* [DIRECTIONS FOR THIS TASK]: Copy all the records exactly, but keep the pictures out of your version.

* [INFORMATION SUPPLIED]:
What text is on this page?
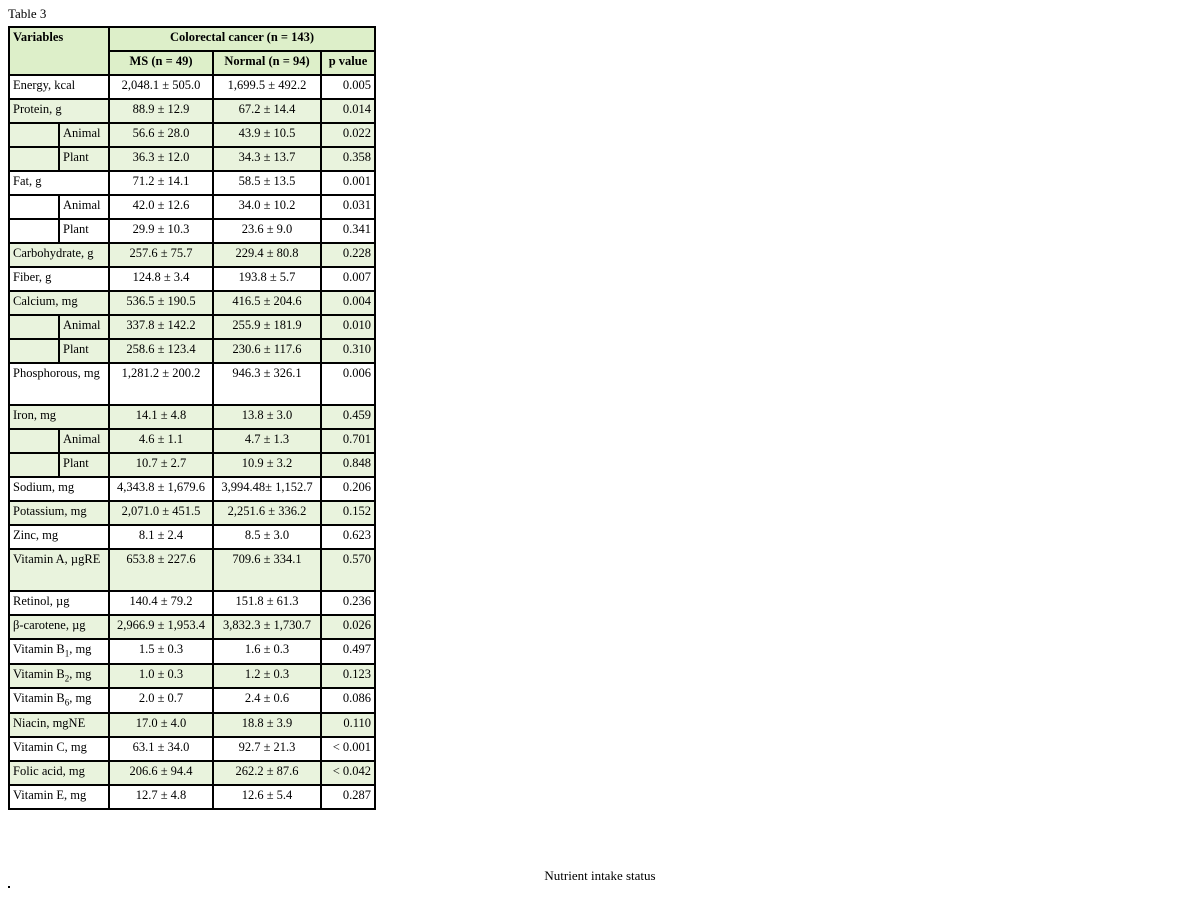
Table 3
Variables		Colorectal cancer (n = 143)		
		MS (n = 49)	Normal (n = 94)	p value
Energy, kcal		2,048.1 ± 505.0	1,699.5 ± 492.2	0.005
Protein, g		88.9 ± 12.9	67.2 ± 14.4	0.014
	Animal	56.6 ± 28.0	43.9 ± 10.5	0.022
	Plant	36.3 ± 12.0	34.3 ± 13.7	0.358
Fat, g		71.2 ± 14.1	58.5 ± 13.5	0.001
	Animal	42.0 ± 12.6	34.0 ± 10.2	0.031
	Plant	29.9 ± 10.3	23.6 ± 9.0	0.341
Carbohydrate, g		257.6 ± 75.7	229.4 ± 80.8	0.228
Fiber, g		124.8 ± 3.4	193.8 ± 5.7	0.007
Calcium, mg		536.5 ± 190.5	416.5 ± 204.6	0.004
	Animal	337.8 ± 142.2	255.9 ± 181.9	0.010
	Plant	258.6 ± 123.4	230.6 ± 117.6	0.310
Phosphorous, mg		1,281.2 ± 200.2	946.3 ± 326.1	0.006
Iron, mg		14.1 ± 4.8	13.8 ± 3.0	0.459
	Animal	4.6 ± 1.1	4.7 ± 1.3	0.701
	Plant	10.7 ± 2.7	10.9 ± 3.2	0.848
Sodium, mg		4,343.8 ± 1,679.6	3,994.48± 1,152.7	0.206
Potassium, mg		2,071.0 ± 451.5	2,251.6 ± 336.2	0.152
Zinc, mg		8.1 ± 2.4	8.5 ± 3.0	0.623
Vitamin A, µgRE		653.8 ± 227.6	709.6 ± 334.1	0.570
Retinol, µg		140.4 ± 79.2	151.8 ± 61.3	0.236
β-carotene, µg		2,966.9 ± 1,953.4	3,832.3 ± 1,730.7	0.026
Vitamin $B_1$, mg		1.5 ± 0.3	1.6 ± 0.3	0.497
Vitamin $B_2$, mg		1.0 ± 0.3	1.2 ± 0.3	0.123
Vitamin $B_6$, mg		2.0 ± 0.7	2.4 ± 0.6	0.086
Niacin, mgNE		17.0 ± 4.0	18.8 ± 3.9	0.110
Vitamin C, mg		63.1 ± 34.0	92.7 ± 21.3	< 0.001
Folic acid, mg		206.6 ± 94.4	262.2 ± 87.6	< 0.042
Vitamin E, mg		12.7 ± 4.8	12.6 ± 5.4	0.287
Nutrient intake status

* [OUTPUT FOR THIS EXERCISE]:
What text is on this page?
Table 3
Variables		Colorectal cancer (n = 143)		
		MS (n = 49)	Normal (n = 94)	p value
Energy, kcal		2,048.1 ± 505.0	1,699.5 ± 492.2	0.005
Protein, g		88.9 ± 12.9	67.2 ± 14.4	0.014
	Animal	56.6 ± 28.0	43.9 ± 10.5	0.022
	Plant	36.3 ± 12.0	34.3 ± 13.7	0.358
Fat, g		71.2 ± 14.1	58.5 ± 13.5	0.001
	Animal	42.0 ± 12.6	34.0 ± 10.2	0.031
	Plant	29.9 ± 10.3	23.6 ± 9.0	0.341
Carbohydrate, g		257.6 ± 75.7	229.4 ± 80.8	0.228
Fiber, g		124.8 ± 3.4	193.8 ± 5.7	0.007
Calcium, mg		536.5 ± 190.5	416.5 ± 204.6	0.004
	Animal	337.8 ± 142.2	255.9 ± 181.9	0.010
	Plant	258.6 ± 123.4	230.6 ± 117.6	0.310
Phosphorous, mg		1,281.2 ± 200.2	946.3 ± 326.1	0.006
Iron, mg		14.1 ± 4.8	13.8 ± 3.0	0.459
	Animal	4.6 ± 1.1	4.7 ± 1.3	0.701
	Plant	10.7 ± 2.7	10.9 ± 3.2	0.848
Sodium, mg		4,343.8 ± 1,679.6	3,994.48± 1,152.7	0.206
Potassium, mg		2,071.0 ± 451.5	2,251.6 ± 336.2	0.152
Zinc, mg		8.1 ± 2.4	8.5 ± 3.0	0.623
Vitamin A, µgRE		653.8 ± 227.6	709.6 ± 334.1	0.570
Retinol, µg		140.4 ± 79.2	151.8 ± 61.3	0.236
β-carotene, µg		2,966.9 ± 1,953.4	3,832.3 ± 1,730.7	0.026
Vitamin $B_1$, mg		1.5 ± 0.3	1.6 ± 0.3	0.497
Vitamin $B_2$, mg		1.0 ± 0.3	1.2 ± 0.3	0.123
Vitamin $B_6$, mg		2.0 ± 0.7	2.4 ± 0.6	0.086
Niacin, mgNE		17.0 ± 4.0	18.8 ± 3.9	0.110
Vitamin C, mg		63.1 ± 34.0	92.7 ± 21.3	< 0.001
Folic acid, mg		206.6 ± 94.4	262.2 ± 87.6	< 0.042
Vitamin E, mg		12.7 ± 4.8	12.6 ± 5.4	0.287
Nutrient intake status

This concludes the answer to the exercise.